======== LISTED RECORDS
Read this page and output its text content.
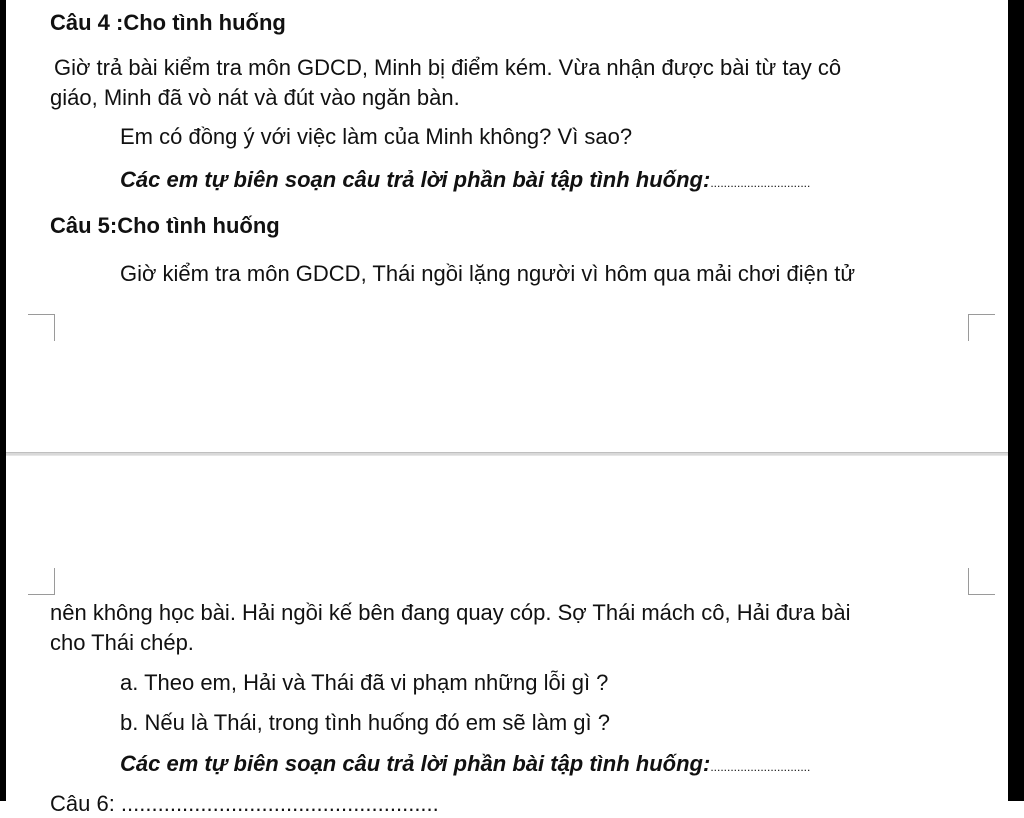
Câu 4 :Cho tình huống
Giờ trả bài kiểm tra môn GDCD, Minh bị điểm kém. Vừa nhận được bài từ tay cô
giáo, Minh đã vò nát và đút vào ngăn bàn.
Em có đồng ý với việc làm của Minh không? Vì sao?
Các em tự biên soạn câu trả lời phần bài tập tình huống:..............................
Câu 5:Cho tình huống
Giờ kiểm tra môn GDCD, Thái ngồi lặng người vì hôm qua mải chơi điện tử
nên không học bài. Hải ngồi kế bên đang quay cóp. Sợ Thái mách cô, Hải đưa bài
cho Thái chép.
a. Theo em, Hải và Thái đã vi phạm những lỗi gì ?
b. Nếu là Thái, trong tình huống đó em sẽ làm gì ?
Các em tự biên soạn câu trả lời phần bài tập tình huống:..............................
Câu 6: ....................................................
================
Repeat the material exactly as it reads, without any of its pictures.

> [EXPECTED OUTPUT]
Read this page and output its text content.
Câu 4 :Cho tình huống
Giờ trả bài kiểm tra môn GDCD, Minh bị điểm kém. Vừa nhận được bài từ tay cô
giáo, Minh đã vò nát và đút vào ngăn bàn.
Em có đồng ý với việc làm của Minh không? Vì sao?
Các em tự biên soạn câu trả lời phần bài tập tình huống:..............................
Câu 5:Cho tình huống
Giờ kiểm tra môn GDCD, Thái ngồi lặng người vì hôm qua mải chơi điện tử
nên không học bài. Hải ngồi kế bên đang quay cóp. Sợ Thái mách cô, Hải đưa bài
cho Thái chép.
a. Theo em, Hải và Thái đã vi phạm những lỗi gì ?
b. Nếu là Thái, trong tình huống đó em sẽ làm gì ?
Các em tự biên soạn câu trả lời phần bài tập tình huống:..............................
Câu 6: ....................................................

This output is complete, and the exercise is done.